**EXERCISE**
All entries are to be given again verbatim.

### RECORDS SUPPLIED

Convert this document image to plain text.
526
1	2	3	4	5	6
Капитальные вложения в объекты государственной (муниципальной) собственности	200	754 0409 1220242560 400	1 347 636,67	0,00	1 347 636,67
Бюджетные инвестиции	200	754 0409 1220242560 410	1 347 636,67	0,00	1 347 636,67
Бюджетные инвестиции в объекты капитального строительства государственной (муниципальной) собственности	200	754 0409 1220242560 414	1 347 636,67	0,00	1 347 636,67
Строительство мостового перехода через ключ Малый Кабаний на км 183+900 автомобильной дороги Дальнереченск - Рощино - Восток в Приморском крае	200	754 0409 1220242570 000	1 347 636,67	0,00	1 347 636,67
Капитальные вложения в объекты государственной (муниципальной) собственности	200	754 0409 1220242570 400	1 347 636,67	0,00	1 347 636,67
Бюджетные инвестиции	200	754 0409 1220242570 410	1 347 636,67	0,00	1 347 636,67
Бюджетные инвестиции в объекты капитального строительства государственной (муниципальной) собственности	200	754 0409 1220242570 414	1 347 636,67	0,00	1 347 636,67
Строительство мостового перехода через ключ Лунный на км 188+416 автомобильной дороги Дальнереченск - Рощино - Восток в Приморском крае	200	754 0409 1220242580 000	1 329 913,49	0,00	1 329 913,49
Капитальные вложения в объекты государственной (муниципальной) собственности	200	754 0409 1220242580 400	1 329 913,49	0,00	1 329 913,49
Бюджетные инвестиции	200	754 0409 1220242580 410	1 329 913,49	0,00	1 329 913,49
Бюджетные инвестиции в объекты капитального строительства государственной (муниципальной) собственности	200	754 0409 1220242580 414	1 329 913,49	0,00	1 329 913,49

######

**SOLUTION TO THE EXERCISE**
Convert this document image to plain text.
526
1	2	3	4	5	6
Капитальные вложения в объекты государственной (муниципальной) собственности	200	754 0409 1220242560 400	1 347 636,67	0,00	1 347 636,67
Бюджетные инвестиции	200	754 0409 1220242560 410	1 347 636,67	0,00	1 347 636,67
Бюджетные инвестиции в объекты капитального строительства государственной (муниципальной) собственности	200	754 0409 1220242560 414	1 347 636,67	0,00	1 347 636,67
Строительство мостового перехода через ключ Малый Кабаний на км 183+900 автомобильной дороги Дальнереченск - Рощино - Восток в Приморском крае	200	754 0409 1220242570 000	1 347 636,67	0,00	1 347 636,67
Капитальные вложения в объекты государственной (муниципальной) собственности	200	754 0409 1220242570 400	1 347 636,67	0,00	1 347 636,67
Бюджетные инвестиции	200	754 0409 1220242570 410	1 347 636,67	0,00	1 347 636,67
Бюджетные инвестиции в объекты капитального строительства государственной (муниципальной) собственности	200	754 0409 1220242570 414	1 347 636,67	0,00	1 347 636,67
Строительство мостового перехода через ключ Лунный на км 188+416 автомобильной дороги Дальнереченск - Рощино - Восток в Приморском крае	200	754 0409 1220242580 000	1 329 913,49	0,00	1 329 913,49
Капитальные вложения в объекты государственной (муниципальной) собственности	200	754 0409 1220242580 400	1 329 913,49	0,00	1 329 913,49
Бюджетные инвестиции	200	754 0409 1220242580 410	1 329 913,49	0,00	1 329 913,49
Бюджетные инвестиции в объекты капитального строительства государственной (муниципальной) собственности	200	754 0409 1220242580 414	1 329 913,49	0,00	1 329 913,49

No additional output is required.